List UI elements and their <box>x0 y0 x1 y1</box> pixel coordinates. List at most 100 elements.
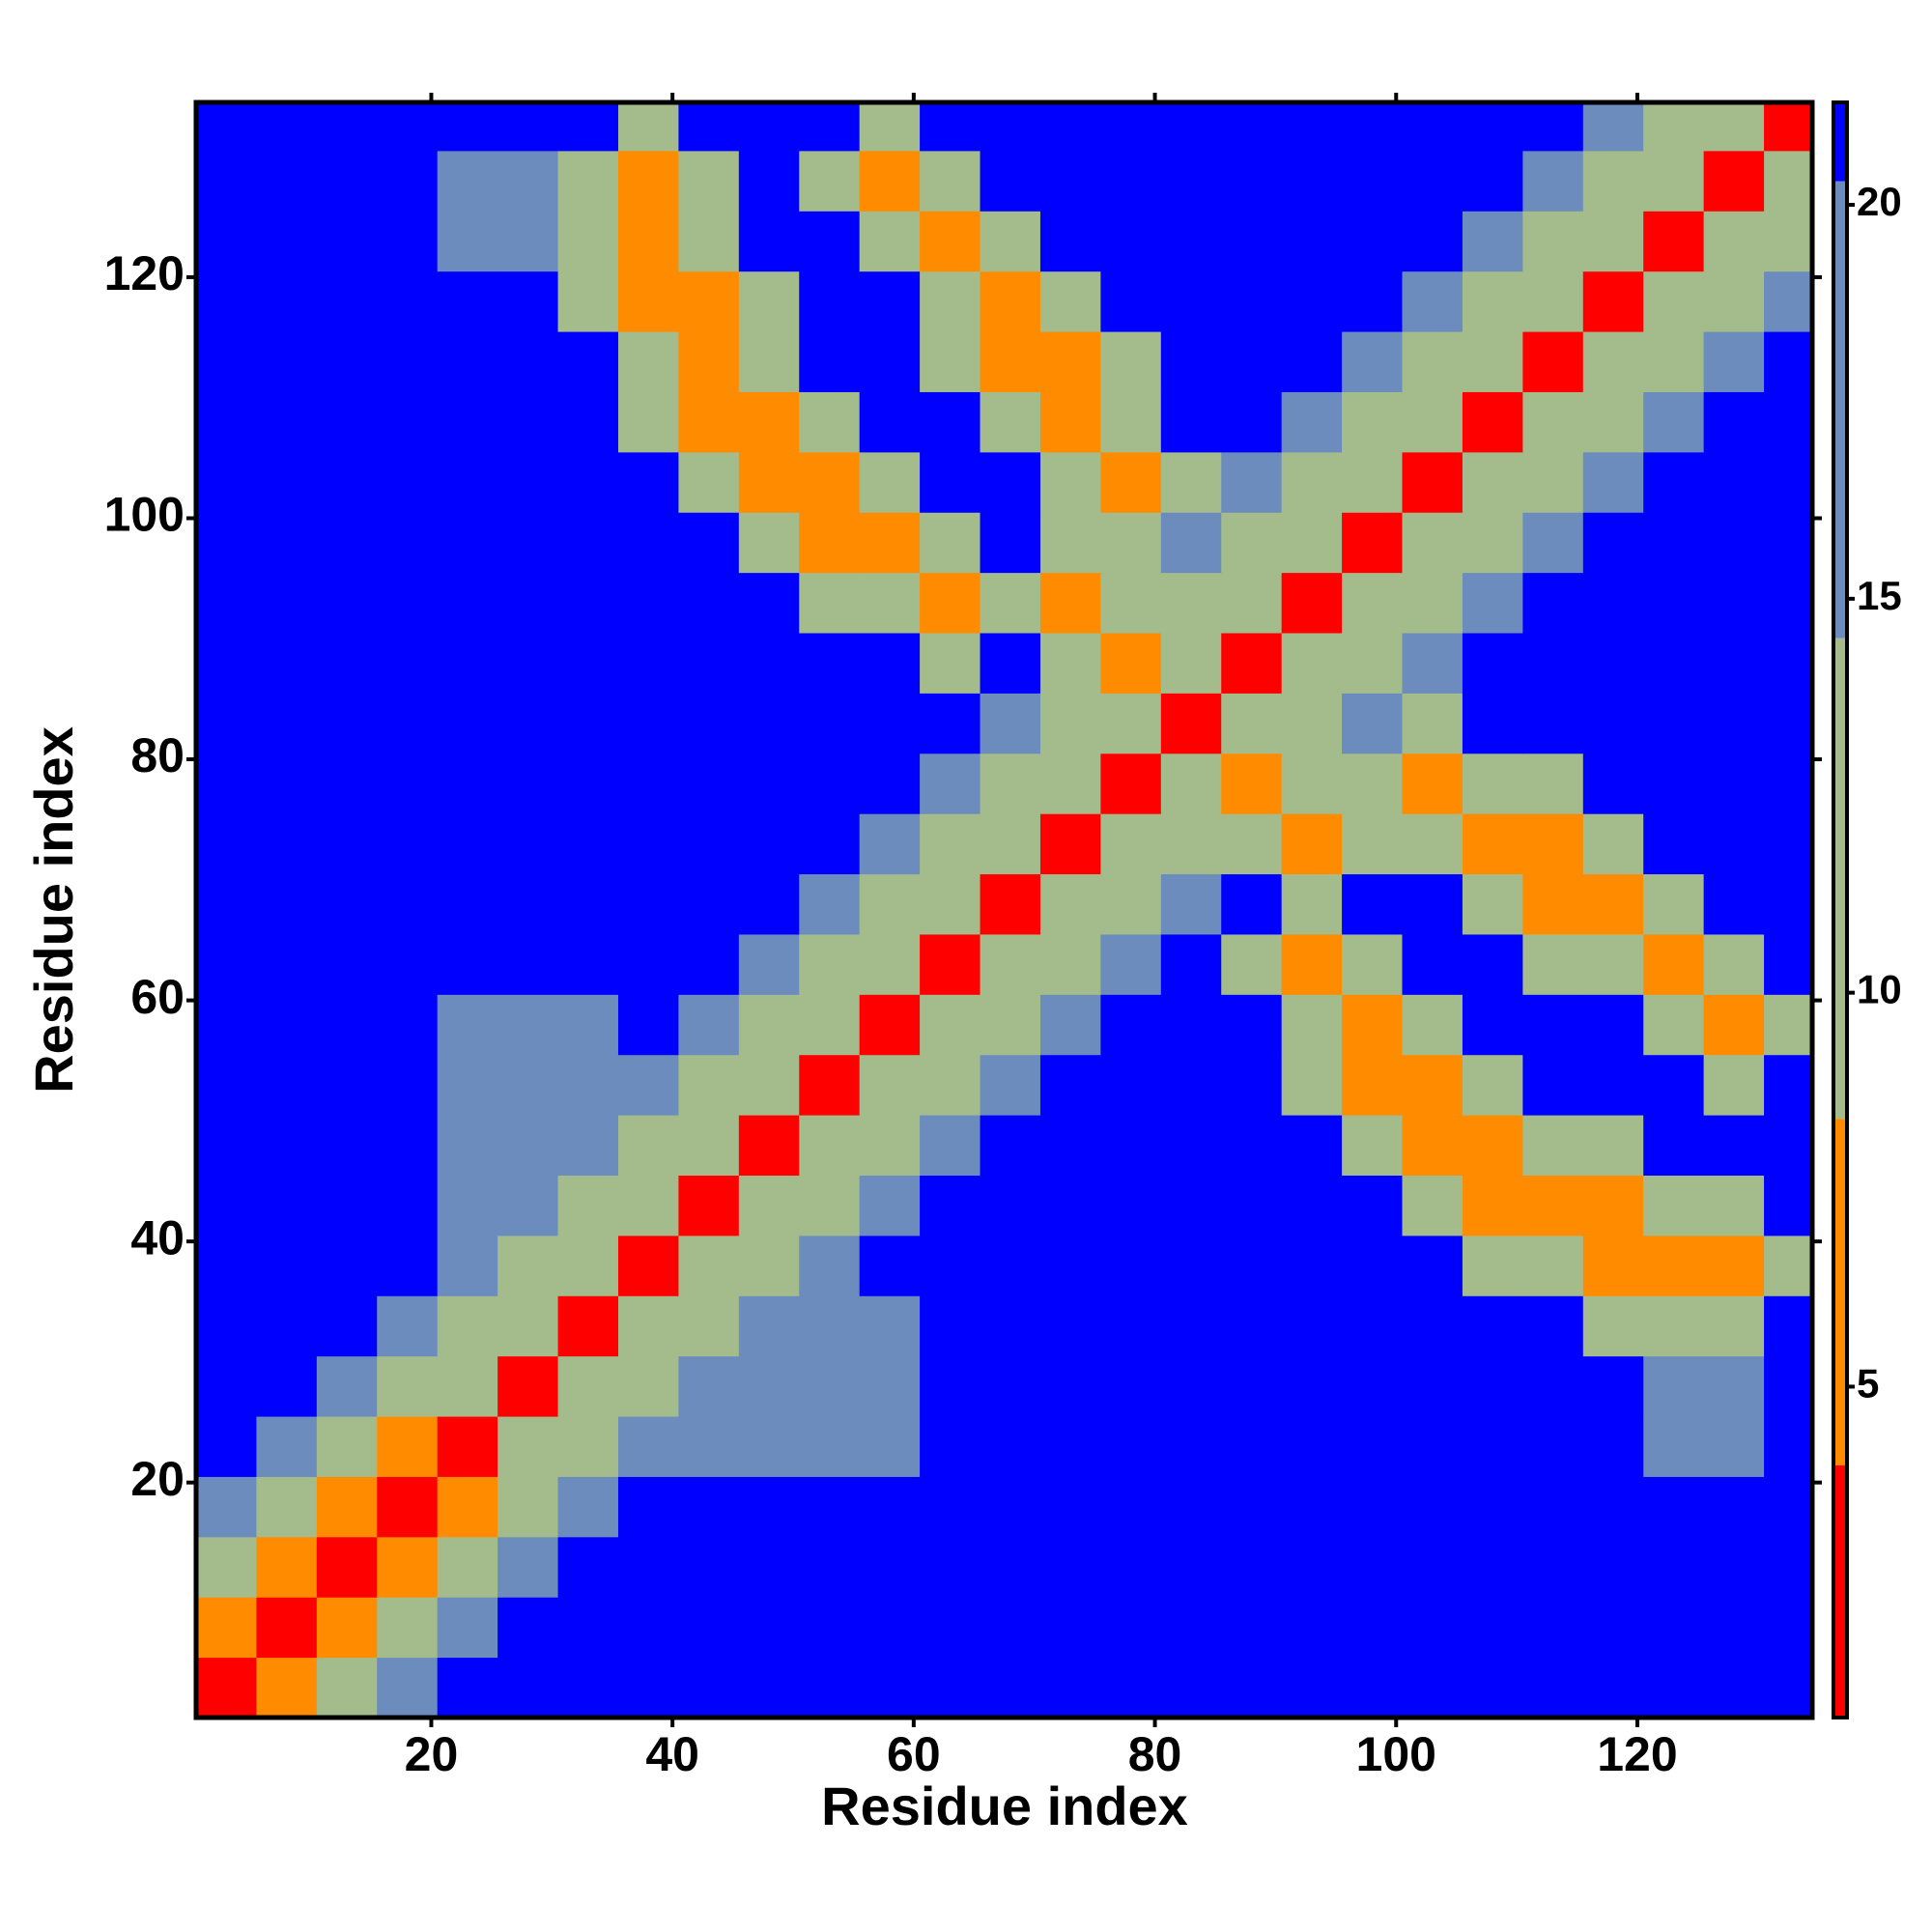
heatmap-cell <box>1039 572 1101 634</box>
heatmap-cell <box>437 1597 498 1659</box>
heatmap-cell <box>1100 933 1162 995</box>
heatmap-cell <box>1342 451 1404 513</box>
heatmap-cell <box>1764 933 1813 995</box>
heatmap-cell <box>1522 1355 1584 1417</box>
heatmap-cell <box>678 813 740 875</box>
heatmap-cell <box>738 391 800 453</box>
heatmap-cell <box>617 1355 679 1417</box>
heatmap-cell <box>1281 1355 1343 1417</box>
heatmap-cell <box>1703 1416 1765 1477</box>
heatmap-cell <box>617 1597 679 1659</box>
heatmap-cell <box>1462 331 1523 392</box>
heatmap-cell <box>316 270 378 332</box>
heatmap-cell <box>1764 451 1813 513</box>
heatmap-cell <box>980 211 1041 272</box>
heatmap-cell <box>980 693 1041 754</box>
heatmap-cell <box>980 1597 1041 1659</box>
heatmap-cell <box>1342 391 1404 453</box>
heatmap-cell <box>437 1235 498 1296</box>
heatmap-cell <box>1221 1115 1283 1177</box>
heatmap-cell <box>799 1597 861 1659</box>
heatmap-cell <box>1522 1295 1584 1357</box>
heatmap-cell <box>1764 693 1813 754</box>
heatmap-cell <box>316 391 378 453</box>
heatmap-cell <box>1160 933 1222 995</box>
heatmap-cell <box>497 150 559 212</box>
heatmap-cell <box>1582 572 1644 634</box>
heatmap-cell <box>1402 873 1463 935</box>
heatmap-cell <box>678 331 740 392</box>
heatmap-cell <box>557 1476 619 1538</box>
heatmap-cell <box>437 1175 498 1236</box>
heatmap-cell <box>799 1657 861 1719</box>
heatmap-cell <box>196 1416 257 1477</box>
heatmap-cell <box>377 451 439 513</box>
heatmap-cell <box>738 150 800 212</box>
heatmap-cell <box>316 102 378 152</box>
heatmap-cell <box>1342 1235 1404 1296</box>
heatmap-cell <box>1462 1295 1523 1357</box>
heatmap-cell <box>1342 1536 1404 1598</box>
heatmap-cell <box>377 331 439 392</box>
heatmap-cell <box>1342 1657 1404 1719</box>
heatmap-cell <box>859 873 921 935</box>
heatmap-cell <box>437 873 498 935</box>
heatmap-cell <box>1221 1235 1283 1296</box>
heatmap-cell <box>1281 102 1343 152</box>
heatmap-cell <box>920 873 981 935</box>
heatmap-cell <box>859 572 921 634</box>
heatmap-cell <box>557 873 619 935</box>
heatmap-cell <box>738 331 800 392</box>
heatmap-cell <box>1100 1115 1162 1177</box>
heatmap-cell <box>1462 451 1523 513</box>
heatmap-cell <box>738 512 800 574</box>
heatmap-cell <box>1039 1295 1101 1357</box>
y-axis-title: Residue index <box>23 726 84 1094</box>
heatmap-cell <box>196 1536 257 1598</box>
heatmap-cell <box>678 1657 740 1719</box>
heatmap-cell <box>1582 1175 1644 1236</box>
heatmap-cell <box>920 753 981 814</box>
heatmap-cell <box>316 1295 378 1357</box>
heatmap-cell <box>980 451 1041 513</box>
heatmap-cell <box>1643 391 1705 453</box>
heatmap-cell <box>617 1115 679 1177</box>
heatmap-cell <box>1764 1657 1813 1719</box>
heatmap-cell <box>1221 1536 1283 1598</box>
heatmap-cell <box>1582 512 1644 574</box>
heatmap-cell <box>437 1536 498 1598</box>
heatmap-cell <box>196 1355 257 1417</box>
heatmap-cell <box>377 1295 439 1357</box>
heatmap-cell <box>1342 1175 1404 1236</box>
heatmap-cell <box>437 1115 498 1177</box>
heatmap-cell <box>1342 331 1404 392</box>
heatmap-cell <box>316 1657 378 1719</box>
heatmap-cell <box>1100 512 1162 574</box>
heatmap-cell <box>1160 1355 1222 1417</box>
heatmap-cell <box>377 270 439 332</box>
heatmap-cell <box>1764 1115 1813 1177</box>
heatmap-cell <box>497 270 559 332</box>
heatmap-cell <box>316 150 378 212</box>
heatmap-cell <box>497 873 559 935</box>
heatmap-cell <box>799 813 861 875</box>
heatmap-cell <box>1160 1115 1222 1177</box>
heatmap-cell <box>980 753 1041 814</box>
heatmap-cell <box>1281 331 1343 392</box>
heatmap-cell <box>1462 391 1523 453</box>
heatmap-cell <box>1703 1476 1765 1538</box>
heatmap-cell <box>1281 693 1343 754</box>
heatmap-cell <box>1703 150 1765 212</box>
heatmap-cell <box>1462 693 1523 754</box>
heatmap-cell <box>557 633 619 694</box>
heatmap-cell <box>377 994 439 1056</box>
heatmap-cell <box>1221 331 1283 392</box>
heatmap-cell <box>617 572 679 634</box>
heatmap-cell <box>1100 873 1162 935</box>
heatmap-cell <box>1342 994 1404 1056</box>
heatmap-cell <box>316 633 378 694</box>
heatmap-cell <box>497 391 559 453</box>
heatmap-cell <box>316 933 378 995</box>
heatmap-cell <box>316 1235 378 1296</box>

Brief:
Recast the entries running from the line containing "heatmap-cell <box>1039 572 1101 634</box>" through the line containing "heatmap-cell <box>678 813 740 875</box>" as a JSON list of strings, one string per line, leaving out any blank lines.

Result of the exercise:
[
  "heatmap-cell <box>1039 572 1101 634</box>",
  "heatmap-cell <box>437 1597 498 1659</box>",
  "heatmap-cell <box>1100 933 1162 995</box>",
  "heatmap-cell <box>1342 451 1404 513</box>",
  "heatmap-cell <box>1764 933 1813 995</box>",
  "heatmap-cell <box>1522 1355 1584 1417</box>",
  "heatmap-cell <box>678 813 740 875</box>"
]